Each record is to be transcribed exactly.

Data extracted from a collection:
-.-.-
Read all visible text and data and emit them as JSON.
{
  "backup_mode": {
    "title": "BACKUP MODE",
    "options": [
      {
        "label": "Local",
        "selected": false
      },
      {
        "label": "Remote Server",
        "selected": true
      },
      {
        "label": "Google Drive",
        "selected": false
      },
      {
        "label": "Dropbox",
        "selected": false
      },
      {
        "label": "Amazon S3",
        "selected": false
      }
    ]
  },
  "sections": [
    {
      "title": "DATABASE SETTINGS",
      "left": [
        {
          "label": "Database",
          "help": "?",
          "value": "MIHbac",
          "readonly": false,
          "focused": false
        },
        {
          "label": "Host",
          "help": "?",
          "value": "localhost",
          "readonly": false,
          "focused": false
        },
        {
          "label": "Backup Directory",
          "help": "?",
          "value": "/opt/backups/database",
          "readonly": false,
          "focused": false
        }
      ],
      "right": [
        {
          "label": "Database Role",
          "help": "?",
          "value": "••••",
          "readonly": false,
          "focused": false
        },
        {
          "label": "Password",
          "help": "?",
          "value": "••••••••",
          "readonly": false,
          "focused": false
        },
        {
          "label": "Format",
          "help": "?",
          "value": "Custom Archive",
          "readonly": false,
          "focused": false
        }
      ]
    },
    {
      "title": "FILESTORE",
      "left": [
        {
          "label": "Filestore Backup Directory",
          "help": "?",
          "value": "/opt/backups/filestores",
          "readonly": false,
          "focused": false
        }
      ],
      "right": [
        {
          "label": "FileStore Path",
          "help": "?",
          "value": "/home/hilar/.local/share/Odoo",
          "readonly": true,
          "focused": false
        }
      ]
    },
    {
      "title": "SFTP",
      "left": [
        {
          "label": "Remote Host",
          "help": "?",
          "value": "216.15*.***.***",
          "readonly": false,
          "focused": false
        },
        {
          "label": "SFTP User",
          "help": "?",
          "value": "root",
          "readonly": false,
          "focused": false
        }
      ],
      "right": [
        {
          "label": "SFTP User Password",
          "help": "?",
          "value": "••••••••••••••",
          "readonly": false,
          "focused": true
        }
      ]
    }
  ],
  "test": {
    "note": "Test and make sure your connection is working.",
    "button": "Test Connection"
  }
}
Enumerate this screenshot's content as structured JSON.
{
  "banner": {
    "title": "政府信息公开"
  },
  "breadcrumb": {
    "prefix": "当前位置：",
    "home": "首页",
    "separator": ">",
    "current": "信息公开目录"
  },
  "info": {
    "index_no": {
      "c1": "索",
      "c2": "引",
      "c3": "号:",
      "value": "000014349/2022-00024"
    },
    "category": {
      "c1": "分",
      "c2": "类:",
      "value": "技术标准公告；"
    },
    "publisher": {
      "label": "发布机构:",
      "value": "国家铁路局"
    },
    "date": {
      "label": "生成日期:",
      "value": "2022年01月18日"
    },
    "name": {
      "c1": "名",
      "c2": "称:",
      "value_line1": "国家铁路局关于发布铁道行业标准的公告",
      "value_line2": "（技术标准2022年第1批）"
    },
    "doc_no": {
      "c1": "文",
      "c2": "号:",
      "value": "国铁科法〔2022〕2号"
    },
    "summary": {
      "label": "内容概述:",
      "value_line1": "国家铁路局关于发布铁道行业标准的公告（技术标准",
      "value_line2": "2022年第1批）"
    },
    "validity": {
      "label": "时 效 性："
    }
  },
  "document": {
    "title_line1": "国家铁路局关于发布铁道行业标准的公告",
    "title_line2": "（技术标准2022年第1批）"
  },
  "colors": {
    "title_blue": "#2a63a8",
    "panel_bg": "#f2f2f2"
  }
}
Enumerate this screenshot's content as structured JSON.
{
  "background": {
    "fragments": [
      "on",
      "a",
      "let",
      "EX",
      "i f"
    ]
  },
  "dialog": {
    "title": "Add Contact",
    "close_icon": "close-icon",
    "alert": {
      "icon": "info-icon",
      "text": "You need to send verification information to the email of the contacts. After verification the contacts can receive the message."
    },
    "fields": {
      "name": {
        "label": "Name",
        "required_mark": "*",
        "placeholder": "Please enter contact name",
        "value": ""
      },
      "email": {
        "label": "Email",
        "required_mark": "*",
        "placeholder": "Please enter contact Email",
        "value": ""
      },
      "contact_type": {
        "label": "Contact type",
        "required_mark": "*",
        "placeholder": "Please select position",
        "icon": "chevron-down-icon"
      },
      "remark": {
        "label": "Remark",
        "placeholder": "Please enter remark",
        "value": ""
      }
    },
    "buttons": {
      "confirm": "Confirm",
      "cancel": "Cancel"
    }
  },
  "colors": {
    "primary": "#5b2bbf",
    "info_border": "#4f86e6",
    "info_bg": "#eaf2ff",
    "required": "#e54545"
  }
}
-.-.-
* **Correct answer**:
Read all visible text and data and emit them as JSON.
{
  "backup_mode": {
    "title": "BACKUP MODE",
    "options": [
      {
        "label": "Local",
        "selected": false
      },
      {
        "label": "Remote Server",
        "selected": true
      },
      {
        "label": "Google Drive",
        "selected": false
      },
      {
        "label": "Dropbox",
        "selected": false
      },
      {
        "label": "Amazon S3",
        "selected": false
      }
    ]
  },
  "sections": [
    {
      "title": "DATABASE SETTINGS",
      "left": [
        {
          "label": "Database",
          "help": "?",
          "value": "MIHbac",
          "readonly": false,
          "focused": false
        },
        {
          "label": "Host",
          "help": "?",
          "value": "localhost",
          "readonly": false,
          "focused": false
        },
        {
          "label": "Backup Directory",
          "help": "?",
          "value": "/opt/backups/database",
          "readonly": false,
          "focused": false
        }
      ],
      "right": [
        {
          "label": "Database Role",
          "help": "?",
          "value": "••••",
          "readonly": false,
          "focused": false
        },
        {
          "label": "Password",
          "help": "?",
          "value": "••••••••",
          "readonly": false,
          "focused": false
        },
        {
          "label": "Format",
          "help": "?",
          "value": "Custom Archive",
          "readonly": false,
          "focused": false
        }
      ]
    },
    {
      "title": "FILESTORE",
      "left": [
        {
          "label": "Filestore Backup Directory",
          "help": "?",
          "value": "/opt/backups/filestores",
          "readonly": false,
          "focused": false
        }
      ],
      "right": [
        {
          "label": "FileStore Path",
          "help": "?",
          "value": "/home/hilar/.local/share/Odoo",
          "readonly": true,
          "focused": false
        }
      ]
    },
    {
      "title": "SFTP",
      "left": [
        {
          "label": "Remote Host",
          "help": "?",
          "value": "216.15*.***.***",
          "readonly": false,
          "focused": false
        },
        {
          "label": "SFTP User",
          "help": "?",
          "value": "root",
          "readonly": false,
          "focused": false
        }
      ],
      "right": [
        {
          "label": "SFTP User Password",
          "help": "?",
          "value": "••••••••••••••",
          "readonly": false,
          "focused": true
        }
      ]
    }
  ],
  "test": {
    "note": "Test and make sure your connection is working.",
    "button": "Test Connection"
  }
}
Enumerate this screenshot's content as structured JSON.
{
  "banner": {
    "title": "政府信息公开"
  },
  "breadcrumb": {
    "prefix": "当前位置：",
    "home": "首页",
    "separator": ">",
    "current": "信息公开目录"
  },
  "info": {
    "index_no": {
      "c1": "索",
      "c2": "引",
      "c3": "号:",
      "value": "000014349/2022-00024"
    },
    "category": {
      "c1": "分",
      "c2": "类:",
      "value": "技术标准公告；"
    },
    "publisher": {
      "label": "发布机构:",
      "value": "国家铁路局"
    },
    "date": {
      "label": "生成日期:",
      "value": "2022年01月18日"
    },
    "name": {
      "c1": "名",
      "c2": "称:",
      "value_line1": "国家铁路局关于发布铁道行业标准的公告",
      "value_line2": "（技术标准2022年第1批）"
    },
    "doc_no": {
      "c1": "文",
      "c2": "号:",
      "value": "国铁科法〔2022〕2号"
    },
    "summary": {
      "label": "内容概述:",
      "value_line1": "国家铁路局关于发布铁道行业标准的公告（技术标准",
      "value_line2": "2022年第1批）"
    },
    "validity": {
      "label": "时 效 性："
    }
  },
  "document": {
    "title_line1": "国家铁路局关于发布铁道行业标准的公告",
    "title_line2": "（技术标准2022年第1批）"
  },
  "colors": {
    "title_blue": "#2a63a8",
    "panel_bg": "#f2f2f2"
  }
}
Enumerate this screenshot's content as structured JSON.
{
  "background": {
    "fragments": [
      "on",
      "a",
      "let",
      "EX",
      "i f"
    ]
  },
  "dialog": {
    "title": "Add Contact",
    "close_icon": "close-icon",
    "alert": {
      "icon": "info-icon",
      "text": "You need to send verification information to the email of the contacts. After verification the contacts can receive the message."
    },
    "fields": {
      "name": {
        "label": "Name",
        "required_mark": "*",
        "placeholder": "Please enter contact name",
        "value": ""
      },
      "email": {
        "label": "Email",
        "required_mark": "*",
        "placeholder": "Please enter contact Email",
        "value": ""
      },
      "contact_type": {
        "label": "Contact type",
        "required_mark": "*",
        "placeholder": "Please select position",
        "icon": "chevron-down-icon"
      },
      "remark": {
        "label": "Remark",
        "placeholder": "Please enter remark",
        "value": ""
      }
    },
    "buttons": {
      "confirm": "Confirm",
      "cancel": "Cancel"
    }
  },
  "colors": {
    "primary": "#5b2bbf",
    "info_border": "#4f86e6",
    "info_bg": "#eaf2ff",
    "required": "#e54545"
  }
}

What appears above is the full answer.